* _EXERCISE DIRECTIONS_: Gather from the listing below each line that includes the word "дотоод", and copy it.

* _TASK MATERIAL_:
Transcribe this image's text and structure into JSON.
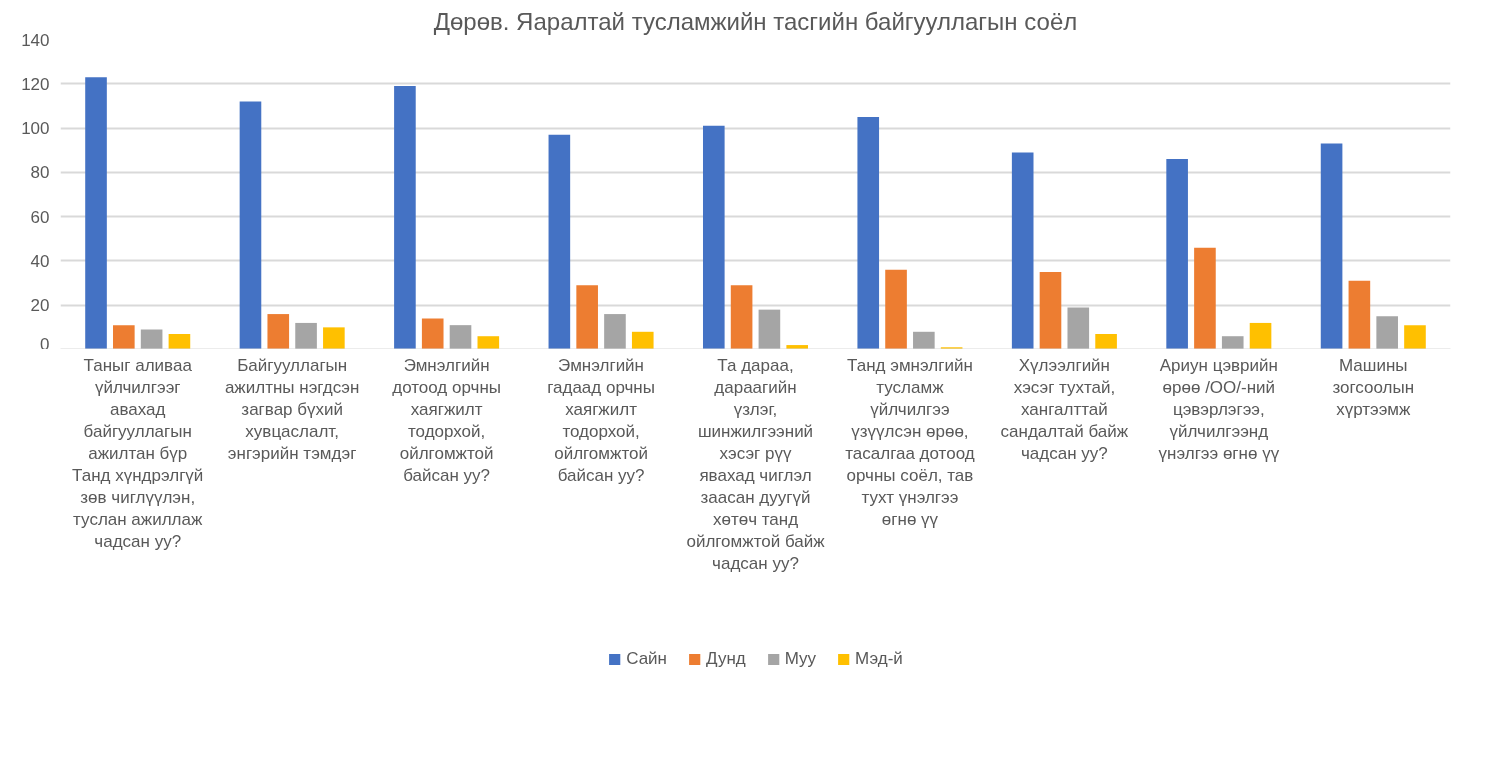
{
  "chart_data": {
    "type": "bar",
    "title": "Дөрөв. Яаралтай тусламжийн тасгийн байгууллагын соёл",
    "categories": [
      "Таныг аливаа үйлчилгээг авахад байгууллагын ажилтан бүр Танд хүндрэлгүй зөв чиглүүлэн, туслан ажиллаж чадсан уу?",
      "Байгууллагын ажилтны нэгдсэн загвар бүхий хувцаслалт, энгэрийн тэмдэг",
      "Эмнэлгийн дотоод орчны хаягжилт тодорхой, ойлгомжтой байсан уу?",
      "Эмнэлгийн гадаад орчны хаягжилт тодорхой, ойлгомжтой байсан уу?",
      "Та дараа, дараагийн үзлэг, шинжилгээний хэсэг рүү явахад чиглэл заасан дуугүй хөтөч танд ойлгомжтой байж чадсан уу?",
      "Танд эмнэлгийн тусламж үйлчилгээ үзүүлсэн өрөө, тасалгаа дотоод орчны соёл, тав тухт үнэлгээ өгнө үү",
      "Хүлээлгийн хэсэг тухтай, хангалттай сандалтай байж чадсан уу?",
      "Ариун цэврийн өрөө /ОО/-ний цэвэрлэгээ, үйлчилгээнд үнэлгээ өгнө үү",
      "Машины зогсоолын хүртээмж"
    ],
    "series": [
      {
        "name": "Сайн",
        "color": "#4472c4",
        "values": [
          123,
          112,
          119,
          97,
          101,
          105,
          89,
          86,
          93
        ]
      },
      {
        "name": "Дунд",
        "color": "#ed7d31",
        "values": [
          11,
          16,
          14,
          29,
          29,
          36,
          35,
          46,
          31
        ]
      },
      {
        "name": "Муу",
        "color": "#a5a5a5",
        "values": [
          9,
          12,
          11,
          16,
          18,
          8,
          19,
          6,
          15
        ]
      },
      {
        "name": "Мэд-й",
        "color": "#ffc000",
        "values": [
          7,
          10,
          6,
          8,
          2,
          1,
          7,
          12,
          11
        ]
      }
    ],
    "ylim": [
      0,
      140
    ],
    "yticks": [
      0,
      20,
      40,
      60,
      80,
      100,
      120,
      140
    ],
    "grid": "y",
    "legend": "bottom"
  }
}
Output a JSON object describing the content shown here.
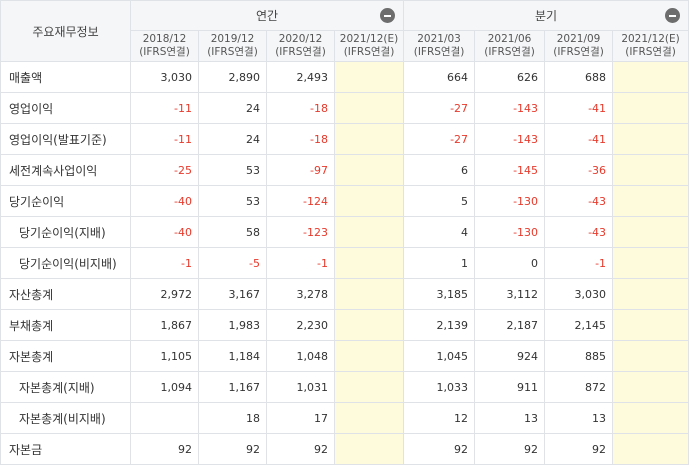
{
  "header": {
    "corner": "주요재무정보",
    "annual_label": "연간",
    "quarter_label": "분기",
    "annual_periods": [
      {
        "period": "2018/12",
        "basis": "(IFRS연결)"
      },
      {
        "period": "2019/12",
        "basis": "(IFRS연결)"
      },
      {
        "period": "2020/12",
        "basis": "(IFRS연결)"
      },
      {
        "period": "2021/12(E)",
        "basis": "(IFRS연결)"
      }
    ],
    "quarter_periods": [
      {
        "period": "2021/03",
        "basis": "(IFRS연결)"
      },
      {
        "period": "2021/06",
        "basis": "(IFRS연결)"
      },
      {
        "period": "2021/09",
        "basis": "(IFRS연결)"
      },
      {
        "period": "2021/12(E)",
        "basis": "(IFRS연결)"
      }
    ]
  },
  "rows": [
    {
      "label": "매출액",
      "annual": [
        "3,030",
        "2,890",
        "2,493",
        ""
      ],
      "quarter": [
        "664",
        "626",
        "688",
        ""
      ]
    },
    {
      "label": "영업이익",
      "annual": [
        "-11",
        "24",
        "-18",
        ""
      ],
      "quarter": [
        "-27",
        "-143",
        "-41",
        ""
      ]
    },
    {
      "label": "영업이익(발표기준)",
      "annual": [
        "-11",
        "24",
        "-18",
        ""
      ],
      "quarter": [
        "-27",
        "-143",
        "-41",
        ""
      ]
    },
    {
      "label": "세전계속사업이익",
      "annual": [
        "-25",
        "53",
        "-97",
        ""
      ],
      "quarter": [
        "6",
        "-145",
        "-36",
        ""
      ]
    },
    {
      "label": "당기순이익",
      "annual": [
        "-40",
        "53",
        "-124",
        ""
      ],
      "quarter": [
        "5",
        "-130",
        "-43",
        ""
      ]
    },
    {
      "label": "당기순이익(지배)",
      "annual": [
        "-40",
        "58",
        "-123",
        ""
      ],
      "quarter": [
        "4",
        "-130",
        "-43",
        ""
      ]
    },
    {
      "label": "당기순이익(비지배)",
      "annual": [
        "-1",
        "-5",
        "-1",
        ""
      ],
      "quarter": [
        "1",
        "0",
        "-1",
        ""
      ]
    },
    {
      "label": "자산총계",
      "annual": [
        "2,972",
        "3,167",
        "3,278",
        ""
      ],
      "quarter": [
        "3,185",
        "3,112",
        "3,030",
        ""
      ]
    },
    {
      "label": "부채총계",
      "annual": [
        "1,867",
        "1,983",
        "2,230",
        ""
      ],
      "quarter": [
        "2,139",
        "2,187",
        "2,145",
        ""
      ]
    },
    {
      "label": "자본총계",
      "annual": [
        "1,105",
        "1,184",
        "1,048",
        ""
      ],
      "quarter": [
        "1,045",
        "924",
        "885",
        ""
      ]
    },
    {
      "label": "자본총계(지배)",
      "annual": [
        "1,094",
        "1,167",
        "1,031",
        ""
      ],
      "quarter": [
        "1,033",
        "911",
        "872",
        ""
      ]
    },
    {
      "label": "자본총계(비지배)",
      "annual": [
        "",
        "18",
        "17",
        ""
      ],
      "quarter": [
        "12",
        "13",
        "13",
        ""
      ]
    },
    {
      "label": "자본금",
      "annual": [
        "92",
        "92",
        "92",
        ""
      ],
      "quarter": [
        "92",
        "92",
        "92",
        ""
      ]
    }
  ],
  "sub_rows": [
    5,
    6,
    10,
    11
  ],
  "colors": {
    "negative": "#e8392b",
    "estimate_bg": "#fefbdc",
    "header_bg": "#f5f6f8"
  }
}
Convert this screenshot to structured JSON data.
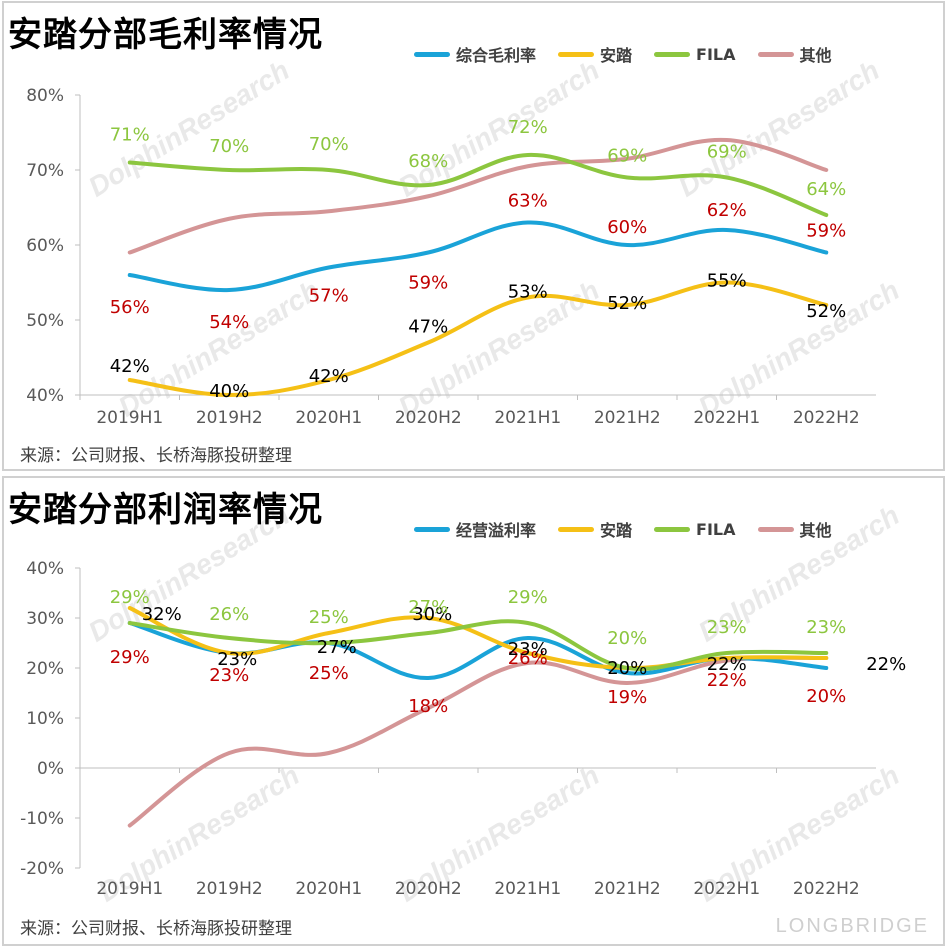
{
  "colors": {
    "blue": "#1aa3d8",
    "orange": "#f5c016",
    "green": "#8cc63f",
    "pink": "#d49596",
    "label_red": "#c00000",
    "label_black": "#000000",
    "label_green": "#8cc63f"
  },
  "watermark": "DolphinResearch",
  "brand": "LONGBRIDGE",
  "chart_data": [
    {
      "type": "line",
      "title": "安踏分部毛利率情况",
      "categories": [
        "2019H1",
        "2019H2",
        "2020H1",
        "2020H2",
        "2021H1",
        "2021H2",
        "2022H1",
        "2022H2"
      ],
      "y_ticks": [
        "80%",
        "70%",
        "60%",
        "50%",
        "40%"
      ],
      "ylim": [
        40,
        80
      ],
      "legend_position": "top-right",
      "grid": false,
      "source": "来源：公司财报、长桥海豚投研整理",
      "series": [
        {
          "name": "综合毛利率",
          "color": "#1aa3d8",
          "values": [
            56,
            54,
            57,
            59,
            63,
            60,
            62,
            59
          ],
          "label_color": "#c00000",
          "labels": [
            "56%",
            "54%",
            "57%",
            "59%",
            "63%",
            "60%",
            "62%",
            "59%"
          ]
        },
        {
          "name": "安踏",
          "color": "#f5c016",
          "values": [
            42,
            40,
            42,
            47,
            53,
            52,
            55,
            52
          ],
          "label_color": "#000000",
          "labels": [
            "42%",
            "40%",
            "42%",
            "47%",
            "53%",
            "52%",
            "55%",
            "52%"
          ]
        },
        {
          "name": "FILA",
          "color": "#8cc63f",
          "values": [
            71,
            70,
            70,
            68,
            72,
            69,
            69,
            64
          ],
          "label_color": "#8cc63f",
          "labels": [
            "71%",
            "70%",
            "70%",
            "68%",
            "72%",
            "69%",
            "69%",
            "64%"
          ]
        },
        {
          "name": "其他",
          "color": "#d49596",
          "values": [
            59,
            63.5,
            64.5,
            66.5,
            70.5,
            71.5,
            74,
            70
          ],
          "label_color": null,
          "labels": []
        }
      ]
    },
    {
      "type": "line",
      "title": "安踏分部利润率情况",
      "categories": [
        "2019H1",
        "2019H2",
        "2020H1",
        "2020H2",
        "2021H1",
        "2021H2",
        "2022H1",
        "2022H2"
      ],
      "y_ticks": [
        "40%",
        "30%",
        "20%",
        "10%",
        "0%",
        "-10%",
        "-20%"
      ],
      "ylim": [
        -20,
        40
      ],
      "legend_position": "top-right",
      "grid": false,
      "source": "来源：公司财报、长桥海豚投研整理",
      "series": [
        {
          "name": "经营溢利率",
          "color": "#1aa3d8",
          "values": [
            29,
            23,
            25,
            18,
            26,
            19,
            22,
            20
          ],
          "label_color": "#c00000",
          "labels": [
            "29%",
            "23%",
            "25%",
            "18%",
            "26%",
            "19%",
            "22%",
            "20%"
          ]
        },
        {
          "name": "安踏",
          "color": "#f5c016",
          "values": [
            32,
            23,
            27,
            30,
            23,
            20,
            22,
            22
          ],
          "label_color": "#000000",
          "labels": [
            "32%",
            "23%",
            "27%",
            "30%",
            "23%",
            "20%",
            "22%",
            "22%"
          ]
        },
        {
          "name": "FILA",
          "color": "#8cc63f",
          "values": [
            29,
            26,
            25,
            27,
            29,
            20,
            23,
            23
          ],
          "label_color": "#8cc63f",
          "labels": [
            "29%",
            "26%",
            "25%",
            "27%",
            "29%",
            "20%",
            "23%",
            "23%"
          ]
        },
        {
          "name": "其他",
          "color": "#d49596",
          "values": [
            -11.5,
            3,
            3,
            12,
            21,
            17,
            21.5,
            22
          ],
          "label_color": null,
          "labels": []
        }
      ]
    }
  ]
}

* _FULL ANSWER_:
      "Эмнэлгийн дотоод орчны хаягжилт тодорхой, ойлгомжтой байсан уу?",
      "Танд эмнэлгийн тусламж үйлчилгээ үзүүлсэн өрөө, тасалгаа дотоод орчны соёл, тав тухт үнэлгээ өгнө үү",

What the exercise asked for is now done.